[Dataset rows]
/---

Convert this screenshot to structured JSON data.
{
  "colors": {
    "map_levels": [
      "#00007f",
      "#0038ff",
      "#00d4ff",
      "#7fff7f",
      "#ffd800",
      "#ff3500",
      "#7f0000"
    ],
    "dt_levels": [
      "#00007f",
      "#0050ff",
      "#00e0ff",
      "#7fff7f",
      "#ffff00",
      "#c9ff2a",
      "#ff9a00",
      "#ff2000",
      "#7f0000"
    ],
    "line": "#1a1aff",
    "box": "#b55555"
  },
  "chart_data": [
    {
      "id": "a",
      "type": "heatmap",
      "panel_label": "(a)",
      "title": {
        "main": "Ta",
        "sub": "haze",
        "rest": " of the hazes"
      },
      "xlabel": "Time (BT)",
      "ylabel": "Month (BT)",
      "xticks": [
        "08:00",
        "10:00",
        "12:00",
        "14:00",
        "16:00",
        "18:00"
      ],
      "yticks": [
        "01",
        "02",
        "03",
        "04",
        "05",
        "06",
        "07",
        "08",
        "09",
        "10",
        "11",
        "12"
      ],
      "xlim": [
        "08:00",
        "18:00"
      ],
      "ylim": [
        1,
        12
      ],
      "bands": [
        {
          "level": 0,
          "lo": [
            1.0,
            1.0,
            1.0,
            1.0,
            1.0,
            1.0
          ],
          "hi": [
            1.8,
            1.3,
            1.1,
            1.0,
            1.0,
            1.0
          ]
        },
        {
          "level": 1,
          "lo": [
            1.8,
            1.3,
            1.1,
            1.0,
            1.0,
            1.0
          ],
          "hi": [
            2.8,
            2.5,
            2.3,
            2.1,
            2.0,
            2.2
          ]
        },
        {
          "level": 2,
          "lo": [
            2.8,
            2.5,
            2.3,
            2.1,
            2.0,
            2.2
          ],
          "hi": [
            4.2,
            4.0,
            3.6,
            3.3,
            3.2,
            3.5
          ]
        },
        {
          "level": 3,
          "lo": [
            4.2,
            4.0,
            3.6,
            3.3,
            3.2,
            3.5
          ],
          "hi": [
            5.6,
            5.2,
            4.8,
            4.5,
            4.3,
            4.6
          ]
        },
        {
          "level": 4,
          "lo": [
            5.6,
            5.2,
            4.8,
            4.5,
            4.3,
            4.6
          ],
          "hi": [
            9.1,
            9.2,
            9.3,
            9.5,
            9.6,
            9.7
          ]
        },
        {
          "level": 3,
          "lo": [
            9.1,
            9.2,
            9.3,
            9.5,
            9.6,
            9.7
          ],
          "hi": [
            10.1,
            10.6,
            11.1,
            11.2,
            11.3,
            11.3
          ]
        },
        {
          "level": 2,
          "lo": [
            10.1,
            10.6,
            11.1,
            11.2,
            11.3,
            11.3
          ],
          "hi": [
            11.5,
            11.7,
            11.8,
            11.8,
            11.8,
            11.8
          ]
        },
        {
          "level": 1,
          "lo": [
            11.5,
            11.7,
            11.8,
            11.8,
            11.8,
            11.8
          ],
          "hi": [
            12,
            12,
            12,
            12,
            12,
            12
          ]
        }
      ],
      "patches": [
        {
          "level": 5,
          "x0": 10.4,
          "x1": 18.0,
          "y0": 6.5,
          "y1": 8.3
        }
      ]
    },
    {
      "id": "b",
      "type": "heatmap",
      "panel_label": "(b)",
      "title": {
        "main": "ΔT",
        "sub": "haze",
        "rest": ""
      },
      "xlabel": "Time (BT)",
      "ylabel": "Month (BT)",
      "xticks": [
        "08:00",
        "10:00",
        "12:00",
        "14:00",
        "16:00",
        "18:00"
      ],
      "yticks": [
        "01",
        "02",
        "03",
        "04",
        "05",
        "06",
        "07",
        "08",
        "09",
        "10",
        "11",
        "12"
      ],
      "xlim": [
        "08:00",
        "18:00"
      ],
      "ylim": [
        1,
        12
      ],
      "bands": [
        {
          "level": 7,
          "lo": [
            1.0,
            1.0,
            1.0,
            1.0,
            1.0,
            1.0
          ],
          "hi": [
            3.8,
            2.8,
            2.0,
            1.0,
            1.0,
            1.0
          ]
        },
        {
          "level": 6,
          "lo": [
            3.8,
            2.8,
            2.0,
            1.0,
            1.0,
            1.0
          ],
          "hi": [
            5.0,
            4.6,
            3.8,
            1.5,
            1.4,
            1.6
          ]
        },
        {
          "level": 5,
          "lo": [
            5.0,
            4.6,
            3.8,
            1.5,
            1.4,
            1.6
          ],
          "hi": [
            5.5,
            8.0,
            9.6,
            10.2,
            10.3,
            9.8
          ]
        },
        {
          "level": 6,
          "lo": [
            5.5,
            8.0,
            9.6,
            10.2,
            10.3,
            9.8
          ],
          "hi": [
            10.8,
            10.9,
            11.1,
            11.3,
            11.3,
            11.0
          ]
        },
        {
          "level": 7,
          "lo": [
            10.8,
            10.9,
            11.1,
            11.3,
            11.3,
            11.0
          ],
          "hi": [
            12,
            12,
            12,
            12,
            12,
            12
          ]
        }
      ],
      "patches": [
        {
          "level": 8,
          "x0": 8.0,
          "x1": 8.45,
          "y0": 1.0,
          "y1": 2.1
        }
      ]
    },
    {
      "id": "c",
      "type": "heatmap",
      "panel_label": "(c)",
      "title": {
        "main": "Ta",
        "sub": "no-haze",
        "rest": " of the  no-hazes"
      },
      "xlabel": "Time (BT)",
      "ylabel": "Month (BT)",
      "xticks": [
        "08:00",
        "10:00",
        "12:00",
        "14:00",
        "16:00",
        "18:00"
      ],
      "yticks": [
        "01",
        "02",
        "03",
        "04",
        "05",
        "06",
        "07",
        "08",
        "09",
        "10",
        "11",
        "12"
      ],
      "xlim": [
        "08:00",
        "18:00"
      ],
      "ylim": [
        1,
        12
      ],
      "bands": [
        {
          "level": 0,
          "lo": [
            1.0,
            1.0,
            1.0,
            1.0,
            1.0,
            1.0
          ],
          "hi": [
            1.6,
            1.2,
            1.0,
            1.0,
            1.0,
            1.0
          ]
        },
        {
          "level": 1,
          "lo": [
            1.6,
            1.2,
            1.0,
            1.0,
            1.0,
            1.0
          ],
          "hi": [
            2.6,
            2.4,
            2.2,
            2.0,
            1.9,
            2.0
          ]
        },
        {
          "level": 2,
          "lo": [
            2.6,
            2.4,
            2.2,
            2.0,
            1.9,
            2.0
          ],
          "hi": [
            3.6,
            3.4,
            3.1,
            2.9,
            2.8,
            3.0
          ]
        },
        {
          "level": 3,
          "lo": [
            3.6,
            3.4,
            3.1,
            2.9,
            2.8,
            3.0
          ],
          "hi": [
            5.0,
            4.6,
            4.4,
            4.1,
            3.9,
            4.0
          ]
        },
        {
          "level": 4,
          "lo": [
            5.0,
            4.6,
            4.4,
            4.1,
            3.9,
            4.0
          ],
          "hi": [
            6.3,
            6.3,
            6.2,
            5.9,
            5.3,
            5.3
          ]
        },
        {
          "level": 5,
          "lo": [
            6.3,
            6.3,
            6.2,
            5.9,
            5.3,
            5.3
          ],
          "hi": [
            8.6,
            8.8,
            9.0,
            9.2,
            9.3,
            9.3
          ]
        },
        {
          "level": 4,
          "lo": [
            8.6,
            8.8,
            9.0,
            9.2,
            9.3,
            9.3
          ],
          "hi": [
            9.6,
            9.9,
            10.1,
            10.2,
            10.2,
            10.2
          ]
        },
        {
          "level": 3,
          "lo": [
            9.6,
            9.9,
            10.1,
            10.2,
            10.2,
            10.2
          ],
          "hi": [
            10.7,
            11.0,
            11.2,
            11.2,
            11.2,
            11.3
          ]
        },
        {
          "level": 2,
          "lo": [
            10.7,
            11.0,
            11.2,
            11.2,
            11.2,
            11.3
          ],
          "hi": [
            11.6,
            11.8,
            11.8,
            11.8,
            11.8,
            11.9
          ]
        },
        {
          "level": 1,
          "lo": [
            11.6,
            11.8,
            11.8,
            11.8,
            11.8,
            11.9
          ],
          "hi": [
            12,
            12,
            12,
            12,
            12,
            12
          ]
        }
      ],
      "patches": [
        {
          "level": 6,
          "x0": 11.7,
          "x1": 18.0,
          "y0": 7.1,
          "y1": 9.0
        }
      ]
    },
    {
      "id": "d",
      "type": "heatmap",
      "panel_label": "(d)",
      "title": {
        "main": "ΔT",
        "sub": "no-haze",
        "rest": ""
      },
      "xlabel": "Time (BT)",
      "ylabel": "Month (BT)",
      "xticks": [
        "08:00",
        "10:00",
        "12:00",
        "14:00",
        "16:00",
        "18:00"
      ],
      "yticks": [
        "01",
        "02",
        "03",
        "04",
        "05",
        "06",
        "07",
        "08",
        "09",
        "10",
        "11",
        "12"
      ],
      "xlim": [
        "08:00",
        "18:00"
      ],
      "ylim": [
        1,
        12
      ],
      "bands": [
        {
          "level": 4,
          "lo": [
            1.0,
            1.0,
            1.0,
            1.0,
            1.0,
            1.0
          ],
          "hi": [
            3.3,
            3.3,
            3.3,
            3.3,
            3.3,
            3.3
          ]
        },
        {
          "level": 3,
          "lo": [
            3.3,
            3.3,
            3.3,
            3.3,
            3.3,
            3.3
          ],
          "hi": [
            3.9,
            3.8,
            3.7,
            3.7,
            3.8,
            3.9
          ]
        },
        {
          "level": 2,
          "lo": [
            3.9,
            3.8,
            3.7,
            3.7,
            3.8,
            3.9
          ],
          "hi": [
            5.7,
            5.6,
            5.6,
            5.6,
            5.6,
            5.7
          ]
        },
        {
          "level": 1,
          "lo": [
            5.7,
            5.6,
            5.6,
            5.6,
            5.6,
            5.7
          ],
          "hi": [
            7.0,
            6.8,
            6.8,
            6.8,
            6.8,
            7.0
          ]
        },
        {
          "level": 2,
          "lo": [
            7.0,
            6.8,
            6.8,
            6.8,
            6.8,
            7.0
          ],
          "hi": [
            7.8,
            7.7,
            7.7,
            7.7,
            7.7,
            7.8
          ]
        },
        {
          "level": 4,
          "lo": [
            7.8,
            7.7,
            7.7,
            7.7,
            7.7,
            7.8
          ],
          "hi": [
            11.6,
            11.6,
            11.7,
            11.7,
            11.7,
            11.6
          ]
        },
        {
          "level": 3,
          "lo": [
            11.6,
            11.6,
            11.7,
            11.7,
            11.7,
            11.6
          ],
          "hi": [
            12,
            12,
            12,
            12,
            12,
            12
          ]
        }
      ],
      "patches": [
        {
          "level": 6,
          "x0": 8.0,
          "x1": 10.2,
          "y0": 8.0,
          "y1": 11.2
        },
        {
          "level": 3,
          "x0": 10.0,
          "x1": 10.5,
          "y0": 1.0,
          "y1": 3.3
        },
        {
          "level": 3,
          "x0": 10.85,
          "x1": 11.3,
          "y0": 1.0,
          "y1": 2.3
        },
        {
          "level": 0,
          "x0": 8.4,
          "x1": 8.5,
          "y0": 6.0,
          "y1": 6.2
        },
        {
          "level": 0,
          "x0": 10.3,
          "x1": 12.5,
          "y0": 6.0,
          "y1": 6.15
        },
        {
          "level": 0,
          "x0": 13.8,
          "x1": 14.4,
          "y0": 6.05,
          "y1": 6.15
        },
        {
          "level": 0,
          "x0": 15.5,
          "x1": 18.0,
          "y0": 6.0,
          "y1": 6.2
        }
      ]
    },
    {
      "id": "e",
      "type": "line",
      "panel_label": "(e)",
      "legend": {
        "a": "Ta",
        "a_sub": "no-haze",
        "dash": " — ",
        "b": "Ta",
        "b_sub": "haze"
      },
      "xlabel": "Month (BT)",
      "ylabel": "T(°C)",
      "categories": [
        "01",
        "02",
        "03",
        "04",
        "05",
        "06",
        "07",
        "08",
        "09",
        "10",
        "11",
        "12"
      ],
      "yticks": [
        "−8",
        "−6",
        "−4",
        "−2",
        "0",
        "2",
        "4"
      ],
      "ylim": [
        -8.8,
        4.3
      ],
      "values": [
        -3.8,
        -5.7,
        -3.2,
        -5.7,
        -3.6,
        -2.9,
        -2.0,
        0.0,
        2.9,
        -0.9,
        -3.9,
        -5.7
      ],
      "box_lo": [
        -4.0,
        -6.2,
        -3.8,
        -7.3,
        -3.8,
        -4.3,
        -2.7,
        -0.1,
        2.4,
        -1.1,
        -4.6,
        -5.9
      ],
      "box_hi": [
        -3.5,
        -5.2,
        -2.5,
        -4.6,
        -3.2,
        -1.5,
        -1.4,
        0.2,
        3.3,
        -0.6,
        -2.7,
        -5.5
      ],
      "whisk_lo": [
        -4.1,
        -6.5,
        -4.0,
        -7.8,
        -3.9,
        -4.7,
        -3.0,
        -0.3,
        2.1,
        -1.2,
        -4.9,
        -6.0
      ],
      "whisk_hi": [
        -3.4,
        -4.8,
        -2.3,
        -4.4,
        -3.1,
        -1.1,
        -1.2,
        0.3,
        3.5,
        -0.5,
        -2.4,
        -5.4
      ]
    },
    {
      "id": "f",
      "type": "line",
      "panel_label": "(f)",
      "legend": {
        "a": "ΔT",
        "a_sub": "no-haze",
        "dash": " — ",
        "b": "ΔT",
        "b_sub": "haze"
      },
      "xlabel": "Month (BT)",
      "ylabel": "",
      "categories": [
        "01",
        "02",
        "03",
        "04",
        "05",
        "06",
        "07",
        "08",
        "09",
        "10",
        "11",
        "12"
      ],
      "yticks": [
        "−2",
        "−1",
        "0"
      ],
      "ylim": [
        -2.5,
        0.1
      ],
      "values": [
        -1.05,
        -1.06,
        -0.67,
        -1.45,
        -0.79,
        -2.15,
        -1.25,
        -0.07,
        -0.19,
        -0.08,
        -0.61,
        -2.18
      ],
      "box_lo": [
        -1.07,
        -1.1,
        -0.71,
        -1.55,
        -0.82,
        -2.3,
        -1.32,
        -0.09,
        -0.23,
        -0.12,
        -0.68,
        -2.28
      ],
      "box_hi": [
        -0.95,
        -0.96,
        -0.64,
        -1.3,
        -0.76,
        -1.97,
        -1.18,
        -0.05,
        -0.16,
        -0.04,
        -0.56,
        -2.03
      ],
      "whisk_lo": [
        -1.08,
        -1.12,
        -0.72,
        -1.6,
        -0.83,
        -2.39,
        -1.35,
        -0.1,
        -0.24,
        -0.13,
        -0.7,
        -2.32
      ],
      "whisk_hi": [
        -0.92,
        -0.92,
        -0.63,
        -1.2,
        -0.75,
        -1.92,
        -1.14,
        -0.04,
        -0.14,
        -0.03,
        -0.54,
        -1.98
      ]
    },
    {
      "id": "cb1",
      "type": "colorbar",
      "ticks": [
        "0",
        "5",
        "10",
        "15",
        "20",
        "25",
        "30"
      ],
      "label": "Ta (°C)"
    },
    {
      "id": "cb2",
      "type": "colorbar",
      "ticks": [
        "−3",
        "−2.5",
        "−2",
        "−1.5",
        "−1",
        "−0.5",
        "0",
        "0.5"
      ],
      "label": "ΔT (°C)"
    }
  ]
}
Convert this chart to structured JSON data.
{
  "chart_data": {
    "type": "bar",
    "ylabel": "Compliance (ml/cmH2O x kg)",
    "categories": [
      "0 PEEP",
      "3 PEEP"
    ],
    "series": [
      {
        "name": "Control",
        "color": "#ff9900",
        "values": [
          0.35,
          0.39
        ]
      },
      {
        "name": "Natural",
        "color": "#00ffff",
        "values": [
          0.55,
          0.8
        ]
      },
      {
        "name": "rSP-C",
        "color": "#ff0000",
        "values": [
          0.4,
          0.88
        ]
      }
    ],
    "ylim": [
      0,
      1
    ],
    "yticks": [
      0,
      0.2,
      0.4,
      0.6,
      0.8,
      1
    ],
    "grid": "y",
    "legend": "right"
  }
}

\---

Problem to work on – Every line from the one containing "Convert this chart to structured JSON data." through the last line must be copied exactly; leave out the rest.

Exercise output –
Convert this chart to structured JSON data.
{
  "chart_data": {
    "type": "bar",
    "ylabel": "Compliance (ml/cmH2O x kg)",
    "categories": [
      "0 PEEP",
      "3 PEEP"
    ],
    "series": [
      {
        "name": "Control",
        "color": "#ff9900",
        "values": [
          0.35,
          0.39
        ]
      },
      {
        "name": "Natural",
        "color": "#00ffff",
        "values": [
          0.55,
          0.8
        ]
      },
      {
        "name": "rSP-C",
        "color": "#ff0000",
        "values": [
          0.4,
          0.88
        ]
      }
    ],
    "ylim": [
      0,
      1
    ],
    "yticks": [
      0,
      0.2,
      0.4,
      0.6,
      0.8,
      1
    ],
    "grid": "y",
    "legend": "right"
  }
}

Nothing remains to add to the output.